Return the number of lines that contain the word "name", and return nothing else.

Entries shown start

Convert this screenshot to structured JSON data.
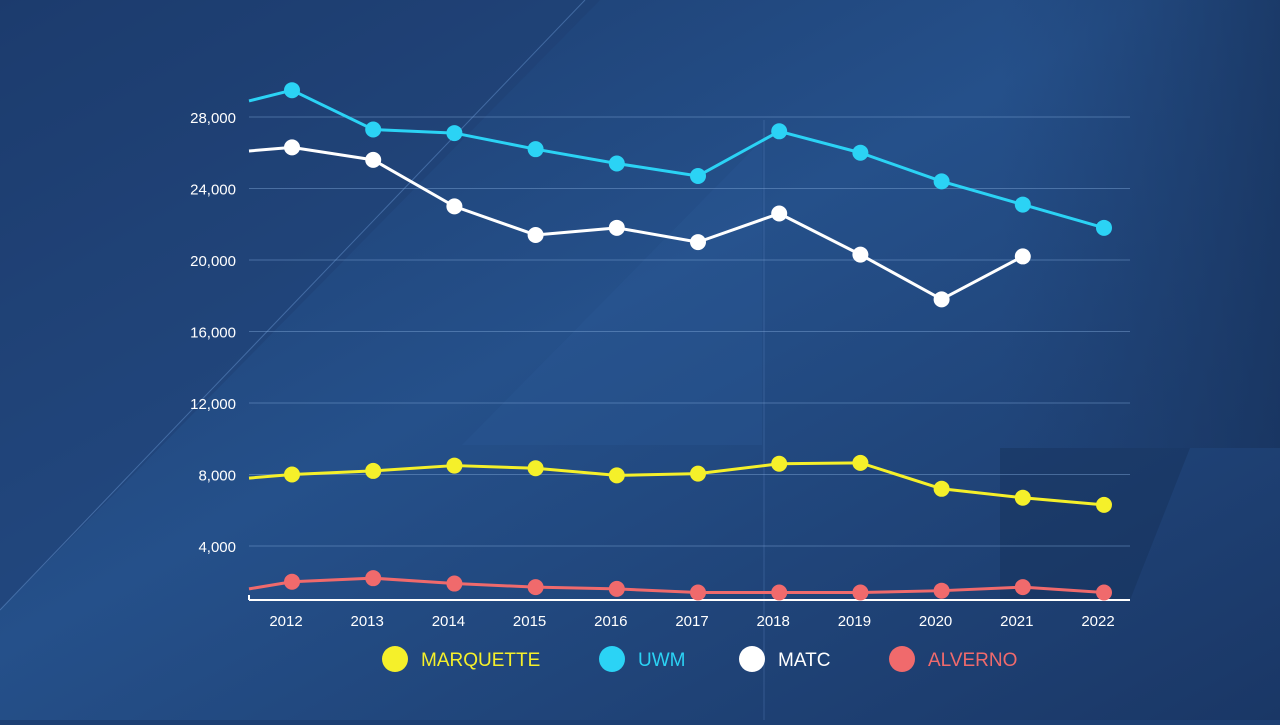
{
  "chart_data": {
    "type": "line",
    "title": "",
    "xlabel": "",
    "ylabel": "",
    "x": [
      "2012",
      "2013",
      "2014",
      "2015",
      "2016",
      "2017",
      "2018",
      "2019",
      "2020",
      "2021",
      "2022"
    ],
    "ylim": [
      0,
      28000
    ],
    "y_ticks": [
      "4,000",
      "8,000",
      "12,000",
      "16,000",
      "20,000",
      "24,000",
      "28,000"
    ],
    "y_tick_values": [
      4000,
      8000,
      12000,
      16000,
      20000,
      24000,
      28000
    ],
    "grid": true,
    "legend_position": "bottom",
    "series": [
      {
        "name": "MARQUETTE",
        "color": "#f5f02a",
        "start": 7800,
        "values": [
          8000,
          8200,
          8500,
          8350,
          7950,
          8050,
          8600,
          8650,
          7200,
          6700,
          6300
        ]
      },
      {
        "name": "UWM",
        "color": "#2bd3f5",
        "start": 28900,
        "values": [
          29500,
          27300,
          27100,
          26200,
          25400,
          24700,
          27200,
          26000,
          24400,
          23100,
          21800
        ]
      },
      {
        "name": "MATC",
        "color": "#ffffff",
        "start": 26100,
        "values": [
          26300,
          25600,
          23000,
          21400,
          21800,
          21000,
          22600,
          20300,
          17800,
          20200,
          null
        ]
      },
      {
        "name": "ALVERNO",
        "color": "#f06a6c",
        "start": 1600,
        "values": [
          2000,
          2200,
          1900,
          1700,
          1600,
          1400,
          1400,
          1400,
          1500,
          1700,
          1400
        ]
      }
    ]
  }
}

Entries shown end

Worked solution:
4